Task goal: Copy the data word for word, keeping every line.

Task inputs:
-- START --

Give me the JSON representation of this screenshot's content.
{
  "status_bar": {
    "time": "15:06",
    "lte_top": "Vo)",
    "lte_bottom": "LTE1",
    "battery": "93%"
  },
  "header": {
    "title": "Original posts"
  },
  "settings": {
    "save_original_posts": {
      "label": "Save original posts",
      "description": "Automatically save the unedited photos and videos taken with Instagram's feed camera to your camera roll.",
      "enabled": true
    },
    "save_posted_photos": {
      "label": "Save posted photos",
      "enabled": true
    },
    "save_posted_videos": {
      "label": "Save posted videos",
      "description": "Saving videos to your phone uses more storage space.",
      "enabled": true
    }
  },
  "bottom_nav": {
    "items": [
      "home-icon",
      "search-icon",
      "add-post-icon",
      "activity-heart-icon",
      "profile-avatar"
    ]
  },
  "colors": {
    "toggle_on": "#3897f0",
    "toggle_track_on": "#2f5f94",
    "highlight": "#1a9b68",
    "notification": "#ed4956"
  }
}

-- END --

Written answer:
Give me the JSON representation of this screenshot's content.
{
  "status_bar": {
    "time": "15:06",
    "lte_top": "Vo)",
    "lte_bottom": "LTE1",
    "battery": "93%"
  },
  "header": {
    "title": "Original posts"
  },
  "settings": {
    "save_original_posts": {
      "label": "Save original posts",
      "description": "Automatically save the unedited photos and videos taken with Instagram's feed camera to your camera roll.",
      "enabled": true
    },
    "save_posted_photos": {
      "label": "Save posted photos",
      "enabled": true
    },
    "save_posted_videos": {
      "label": "Save posted videos",
      "description": "Saving videos to your phone uses more storage space.",
      "enabled": true
    }
  },
  "bottom_nav": {
    "items": [
      "home-icon",
      "search-icon",
      "add-post-icon",
      "activity-heart-icon",
      "profile-avatar"
    ]
  },
  "colors": {
    "toggle_on": "#3897f0",
    "toggle_track_on": "#2f5f94",
    "highlight": "#1a9b68",
    "notification": "#ed4956"
  }
}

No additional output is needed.